**EXERCISE INSTRUCTIONS:** Show all lines of the listing that hold the word "Split".

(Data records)
* BEGIN *

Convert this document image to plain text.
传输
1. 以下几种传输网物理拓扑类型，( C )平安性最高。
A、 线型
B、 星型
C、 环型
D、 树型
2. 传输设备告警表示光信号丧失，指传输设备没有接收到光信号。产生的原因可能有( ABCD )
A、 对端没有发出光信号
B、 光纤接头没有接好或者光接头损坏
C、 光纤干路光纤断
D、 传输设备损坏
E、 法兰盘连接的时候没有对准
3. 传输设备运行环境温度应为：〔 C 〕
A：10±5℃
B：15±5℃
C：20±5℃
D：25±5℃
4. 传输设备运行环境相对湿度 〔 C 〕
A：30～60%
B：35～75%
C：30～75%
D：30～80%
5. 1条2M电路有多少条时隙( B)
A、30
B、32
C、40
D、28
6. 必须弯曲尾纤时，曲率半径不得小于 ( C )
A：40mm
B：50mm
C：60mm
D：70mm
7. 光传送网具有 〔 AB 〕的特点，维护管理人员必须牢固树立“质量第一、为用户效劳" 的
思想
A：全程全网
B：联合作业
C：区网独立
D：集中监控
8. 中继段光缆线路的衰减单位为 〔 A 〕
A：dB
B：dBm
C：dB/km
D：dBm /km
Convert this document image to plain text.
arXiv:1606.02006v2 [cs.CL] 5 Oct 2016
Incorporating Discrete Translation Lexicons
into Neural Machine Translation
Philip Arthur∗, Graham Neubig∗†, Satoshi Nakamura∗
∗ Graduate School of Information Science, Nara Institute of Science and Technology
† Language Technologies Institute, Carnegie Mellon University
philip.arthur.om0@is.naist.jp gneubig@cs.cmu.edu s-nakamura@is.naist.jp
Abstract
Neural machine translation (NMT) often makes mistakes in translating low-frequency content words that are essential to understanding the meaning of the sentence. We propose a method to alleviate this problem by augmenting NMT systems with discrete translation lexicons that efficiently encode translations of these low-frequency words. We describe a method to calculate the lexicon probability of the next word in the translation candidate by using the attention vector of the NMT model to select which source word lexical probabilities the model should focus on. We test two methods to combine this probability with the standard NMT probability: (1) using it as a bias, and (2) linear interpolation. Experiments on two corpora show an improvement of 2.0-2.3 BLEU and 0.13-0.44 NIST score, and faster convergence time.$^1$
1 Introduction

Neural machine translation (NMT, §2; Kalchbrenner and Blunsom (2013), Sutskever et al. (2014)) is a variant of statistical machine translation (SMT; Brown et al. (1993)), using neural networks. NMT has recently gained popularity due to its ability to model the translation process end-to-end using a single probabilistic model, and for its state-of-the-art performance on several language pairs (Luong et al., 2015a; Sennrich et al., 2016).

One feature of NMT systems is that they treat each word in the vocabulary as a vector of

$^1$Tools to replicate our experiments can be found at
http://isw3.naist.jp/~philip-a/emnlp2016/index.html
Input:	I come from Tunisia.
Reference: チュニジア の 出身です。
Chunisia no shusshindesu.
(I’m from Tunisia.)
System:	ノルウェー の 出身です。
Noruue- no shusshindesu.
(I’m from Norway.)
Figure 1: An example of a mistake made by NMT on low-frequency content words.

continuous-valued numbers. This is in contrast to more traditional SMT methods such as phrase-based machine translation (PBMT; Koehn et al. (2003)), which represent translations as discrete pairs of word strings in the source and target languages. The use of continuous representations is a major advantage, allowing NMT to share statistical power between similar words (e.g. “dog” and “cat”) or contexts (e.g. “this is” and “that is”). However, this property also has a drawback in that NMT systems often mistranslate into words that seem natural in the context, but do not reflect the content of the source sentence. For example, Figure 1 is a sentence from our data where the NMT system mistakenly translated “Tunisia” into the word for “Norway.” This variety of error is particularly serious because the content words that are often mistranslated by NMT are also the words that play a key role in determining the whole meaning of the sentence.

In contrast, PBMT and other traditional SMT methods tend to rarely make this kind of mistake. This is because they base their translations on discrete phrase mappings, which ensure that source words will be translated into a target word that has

* END *
* BEGIN *

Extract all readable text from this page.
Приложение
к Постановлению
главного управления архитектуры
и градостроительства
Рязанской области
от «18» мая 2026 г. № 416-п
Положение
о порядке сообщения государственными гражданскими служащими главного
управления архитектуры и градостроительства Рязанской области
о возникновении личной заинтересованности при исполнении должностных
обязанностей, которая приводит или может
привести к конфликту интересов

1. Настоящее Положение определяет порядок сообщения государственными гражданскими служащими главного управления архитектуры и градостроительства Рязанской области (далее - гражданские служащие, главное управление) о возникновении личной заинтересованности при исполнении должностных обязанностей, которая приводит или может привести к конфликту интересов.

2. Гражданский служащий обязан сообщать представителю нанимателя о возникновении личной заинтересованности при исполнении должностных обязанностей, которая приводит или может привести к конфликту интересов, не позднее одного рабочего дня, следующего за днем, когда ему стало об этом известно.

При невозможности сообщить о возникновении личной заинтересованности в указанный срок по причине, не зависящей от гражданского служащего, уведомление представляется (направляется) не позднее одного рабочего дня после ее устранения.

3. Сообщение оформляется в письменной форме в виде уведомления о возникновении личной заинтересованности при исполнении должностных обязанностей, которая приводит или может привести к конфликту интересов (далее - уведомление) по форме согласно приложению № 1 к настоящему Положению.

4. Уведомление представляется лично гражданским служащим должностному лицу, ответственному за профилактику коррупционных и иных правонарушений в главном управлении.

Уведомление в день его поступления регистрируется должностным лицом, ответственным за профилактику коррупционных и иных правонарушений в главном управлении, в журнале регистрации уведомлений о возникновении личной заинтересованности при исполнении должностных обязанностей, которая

* END *
* BEGIN *

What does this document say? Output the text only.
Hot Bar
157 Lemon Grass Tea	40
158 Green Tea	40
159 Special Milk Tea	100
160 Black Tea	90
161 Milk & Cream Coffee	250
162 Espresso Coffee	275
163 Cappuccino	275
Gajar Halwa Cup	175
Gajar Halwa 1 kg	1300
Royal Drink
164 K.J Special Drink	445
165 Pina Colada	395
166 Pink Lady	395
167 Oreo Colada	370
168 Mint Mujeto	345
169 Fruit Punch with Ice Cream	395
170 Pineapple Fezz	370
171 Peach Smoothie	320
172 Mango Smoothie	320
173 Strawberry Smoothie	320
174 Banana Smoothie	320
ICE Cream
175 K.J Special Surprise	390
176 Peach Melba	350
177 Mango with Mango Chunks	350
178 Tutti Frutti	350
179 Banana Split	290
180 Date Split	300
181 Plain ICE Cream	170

* END *

**EXPECTED ANSWER:**
179 Banana Split	290
180 Date Split	300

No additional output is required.